### Task to complete
Express the stretch of data from the line containing "y-tick-label: 80 bbox=[21, 34, 42, 54]" through the line containing "y-tick-label: 0.1: [83, 372, 104, 391]", both ends included, as a Markdown table with the columns Row and Line, one row per line and blank lines left out. Leave the pictures out of the table.

### Material to process
__________________________________________________

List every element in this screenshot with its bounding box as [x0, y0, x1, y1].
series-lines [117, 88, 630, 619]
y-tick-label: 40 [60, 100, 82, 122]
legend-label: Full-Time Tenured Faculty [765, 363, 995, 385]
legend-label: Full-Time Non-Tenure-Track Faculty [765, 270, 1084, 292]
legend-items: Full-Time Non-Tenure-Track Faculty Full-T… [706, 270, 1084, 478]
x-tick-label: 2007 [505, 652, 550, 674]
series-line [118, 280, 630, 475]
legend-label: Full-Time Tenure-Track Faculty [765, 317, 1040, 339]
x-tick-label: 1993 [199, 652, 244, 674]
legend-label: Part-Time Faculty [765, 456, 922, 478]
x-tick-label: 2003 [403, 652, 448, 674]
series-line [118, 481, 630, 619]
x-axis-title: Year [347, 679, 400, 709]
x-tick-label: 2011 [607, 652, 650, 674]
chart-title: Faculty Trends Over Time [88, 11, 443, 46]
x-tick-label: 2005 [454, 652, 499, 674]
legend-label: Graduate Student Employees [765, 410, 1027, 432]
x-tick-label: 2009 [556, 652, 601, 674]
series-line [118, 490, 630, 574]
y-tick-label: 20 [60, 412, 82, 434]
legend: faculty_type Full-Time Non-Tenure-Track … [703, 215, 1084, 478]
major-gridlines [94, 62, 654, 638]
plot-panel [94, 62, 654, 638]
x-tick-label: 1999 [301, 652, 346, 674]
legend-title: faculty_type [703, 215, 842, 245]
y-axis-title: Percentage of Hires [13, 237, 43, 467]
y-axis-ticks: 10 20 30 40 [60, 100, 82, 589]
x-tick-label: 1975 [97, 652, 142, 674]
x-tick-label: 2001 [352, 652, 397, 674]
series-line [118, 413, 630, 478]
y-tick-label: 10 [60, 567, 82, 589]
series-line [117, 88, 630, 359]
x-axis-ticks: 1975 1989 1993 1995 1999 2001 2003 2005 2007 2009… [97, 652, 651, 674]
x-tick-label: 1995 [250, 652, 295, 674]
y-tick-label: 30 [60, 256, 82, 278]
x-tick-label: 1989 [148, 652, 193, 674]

__________________________________________________

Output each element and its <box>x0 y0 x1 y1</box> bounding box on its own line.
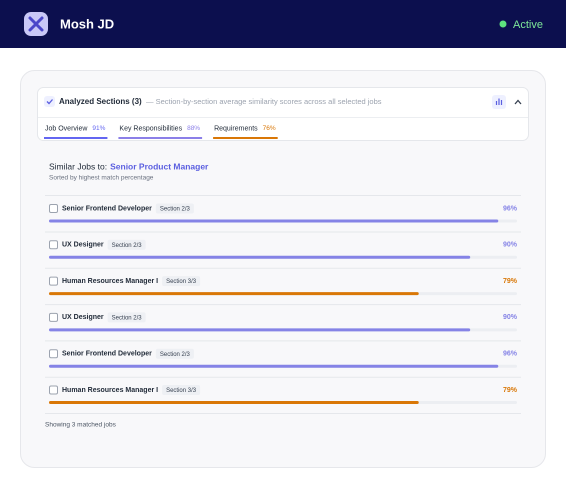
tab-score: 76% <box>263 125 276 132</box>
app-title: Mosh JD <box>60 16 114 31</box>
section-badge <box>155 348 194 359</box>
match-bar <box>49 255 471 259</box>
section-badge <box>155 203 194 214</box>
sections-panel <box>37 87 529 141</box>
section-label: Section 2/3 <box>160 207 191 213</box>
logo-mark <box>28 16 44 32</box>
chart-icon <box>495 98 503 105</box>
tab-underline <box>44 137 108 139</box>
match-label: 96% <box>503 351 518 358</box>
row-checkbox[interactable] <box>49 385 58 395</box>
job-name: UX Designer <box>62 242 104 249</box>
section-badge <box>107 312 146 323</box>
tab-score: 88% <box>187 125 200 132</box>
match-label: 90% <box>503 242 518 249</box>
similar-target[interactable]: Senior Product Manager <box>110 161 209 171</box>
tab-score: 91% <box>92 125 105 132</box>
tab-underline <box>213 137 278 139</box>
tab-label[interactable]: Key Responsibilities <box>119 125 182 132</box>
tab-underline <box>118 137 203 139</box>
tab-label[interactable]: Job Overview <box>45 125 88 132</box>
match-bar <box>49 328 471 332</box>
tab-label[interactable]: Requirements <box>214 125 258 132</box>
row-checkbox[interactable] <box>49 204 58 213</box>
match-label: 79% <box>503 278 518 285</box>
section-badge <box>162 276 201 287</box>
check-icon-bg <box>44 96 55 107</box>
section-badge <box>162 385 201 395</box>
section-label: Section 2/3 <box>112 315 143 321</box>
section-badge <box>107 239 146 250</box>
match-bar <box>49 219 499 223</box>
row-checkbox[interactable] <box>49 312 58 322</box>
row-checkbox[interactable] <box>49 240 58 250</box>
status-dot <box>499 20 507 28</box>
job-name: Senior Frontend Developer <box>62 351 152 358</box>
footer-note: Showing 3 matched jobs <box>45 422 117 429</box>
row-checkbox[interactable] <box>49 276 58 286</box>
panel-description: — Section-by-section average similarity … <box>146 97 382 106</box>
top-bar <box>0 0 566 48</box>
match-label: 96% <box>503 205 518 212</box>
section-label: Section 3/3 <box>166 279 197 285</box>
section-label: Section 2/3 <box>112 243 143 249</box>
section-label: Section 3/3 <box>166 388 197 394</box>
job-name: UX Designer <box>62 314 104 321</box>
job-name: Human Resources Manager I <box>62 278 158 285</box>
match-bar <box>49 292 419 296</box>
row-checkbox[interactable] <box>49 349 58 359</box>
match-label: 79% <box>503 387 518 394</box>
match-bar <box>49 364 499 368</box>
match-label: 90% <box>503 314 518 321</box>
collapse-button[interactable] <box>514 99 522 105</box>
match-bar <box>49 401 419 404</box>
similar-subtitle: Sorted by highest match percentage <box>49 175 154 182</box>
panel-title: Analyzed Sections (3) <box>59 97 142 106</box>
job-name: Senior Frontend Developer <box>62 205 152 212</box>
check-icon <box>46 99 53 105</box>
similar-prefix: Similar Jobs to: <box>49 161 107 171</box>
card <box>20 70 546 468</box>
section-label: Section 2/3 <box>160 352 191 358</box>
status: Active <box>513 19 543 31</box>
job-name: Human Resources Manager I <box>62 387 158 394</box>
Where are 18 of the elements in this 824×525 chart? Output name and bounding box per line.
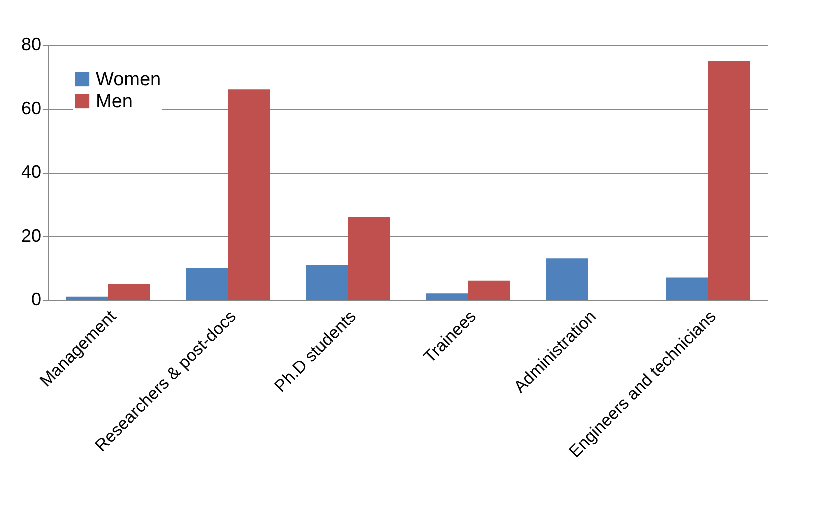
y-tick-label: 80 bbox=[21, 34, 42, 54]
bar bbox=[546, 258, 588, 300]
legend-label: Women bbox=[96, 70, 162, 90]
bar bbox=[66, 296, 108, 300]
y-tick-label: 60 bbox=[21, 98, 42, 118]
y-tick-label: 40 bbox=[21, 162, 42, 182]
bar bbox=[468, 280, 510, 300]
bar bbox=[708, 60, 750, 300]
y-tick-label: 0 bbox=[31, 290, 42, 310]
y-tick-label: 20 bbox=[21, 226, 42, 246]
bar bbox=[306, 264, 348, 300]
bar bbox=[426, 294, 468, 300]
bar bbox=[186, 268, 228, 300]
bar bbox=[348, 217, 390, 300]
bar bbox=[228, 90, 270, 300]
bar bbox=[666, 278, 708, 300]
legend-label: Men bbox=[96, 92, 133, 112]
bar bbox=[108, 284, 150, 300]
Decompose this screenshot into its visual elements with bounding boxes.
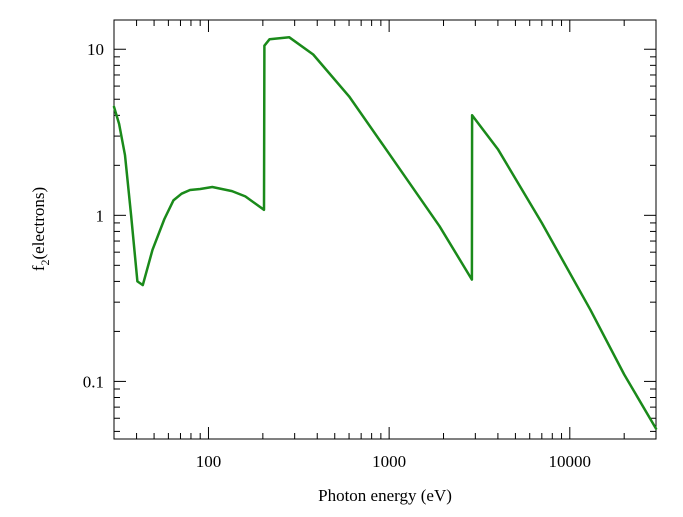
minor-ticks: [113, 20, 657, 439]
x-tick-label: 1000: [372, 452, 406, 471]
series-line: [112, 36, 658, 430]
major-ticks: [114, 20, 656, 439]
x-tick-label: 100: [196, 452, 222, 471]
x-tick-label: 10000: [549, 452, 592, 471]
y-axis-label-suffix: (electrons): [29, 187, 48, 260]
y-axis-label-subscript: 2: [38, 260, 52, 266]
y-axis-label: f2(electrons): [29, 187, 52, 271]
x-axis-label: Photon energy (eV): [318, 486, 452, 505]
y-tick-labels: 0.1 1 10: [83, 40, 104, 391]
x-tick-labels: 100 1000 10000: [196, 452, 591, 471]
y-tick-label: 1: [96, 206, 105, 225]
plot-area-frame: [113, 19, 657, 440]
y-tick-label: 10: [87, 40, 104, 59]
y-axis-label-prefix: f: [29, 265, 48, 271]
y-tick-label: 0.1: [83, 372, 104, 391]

__________________________________________________

### Exercise output
| Row | Line |
|---|---|
| 1 | y-tick-label: 80 bbox=[21, 34, 42, 54] |
| 2 | bar bbox=[546, 258, 588, 300] |
| 3 | legend-label: Women bbox=[96, 70, 162, 90] |
| 4 | bar bbox=[66, 296, 108, 300] |
| 5 | y-tick-label: 60 bbox=[21, 98, 42, 118] |
| 6 | y-tick-label: 40 bbox=[21, 162, 42, 182] |
| 7 | bar bbox=[468, 280, 510, 300] |
| 8 | bar bbox=[708, 60, 750, 300] |
| 9 | y-tick-label: 0 bbox=[31, 290, 42, 310] |
| 10 | y-tick-label: 20 bbox=[21, 226, 42, 246] |
| 11 | bar bbox=[306, 264, 348, 300] |
| 12 | bar bbox=[426, 294, 468, 300] |
| 13 | bar bbox=[186, 268, 228, 300] |
| 14 | bar bbox=[348, 217, 390, 300] |
| 15 | bar bbox=[228, 90, 270, 300] |
| 16 | bar bbox=[666, 278, 708, 300] |
| 17 | legend-label: Men bbox=[96, 92, 133, 112] |
| 18 | bar bbox=[108, 284, 150, 300] |
| 19 | Decompose this screenshot into its visual elements with bounding boxes. |
| 20 | minor-ticks: [113, 20, 657, 439] |
| 21 | x-tick-label: 1000: [372, 452, 406, 471] |
| 22 | series-line: [112, 36, 658, 430] |
| 23 | major-ticks: [114, 20, 656, 439] |
| 24 | x-tick-label: 100: [196, 452, 222, 471] |
| 25 | x-tick-label: 10000: [549, 452, 592, 471] |
| 26 | y-axis-label-suffix: (electrons): [29, 187, 48, 260] |
| 27 | y-axis-label-subscript: 2: [38, 260, 52, 266] |
| 28 | y-axis-label: f2(electrons): [29, 187, 52, 271] |
| 29 | x-axis-label: Photon energy (eV): [318, 486, 452, 505] |
| 30 | y-tick-labels: 0.1 1 10: [83, 40, 104, 391] |
| 31 | x-tick-labels: 100 1000 10000: [196, 452, 591, 471] |
| 32 | y-tick-label: 1: [96, 206, 105, 225] |
| 33 | plot-area-frame: [113, 19, 657, 440] |
| 34 | y-tick-label: 10: [87, 40, 104, 59] |
| 35 | y-axis-label-prefix: f: [29, 265, 48, 271] |
| 36 | y-tick-label: 0.1: [83, 372, 104, 391] |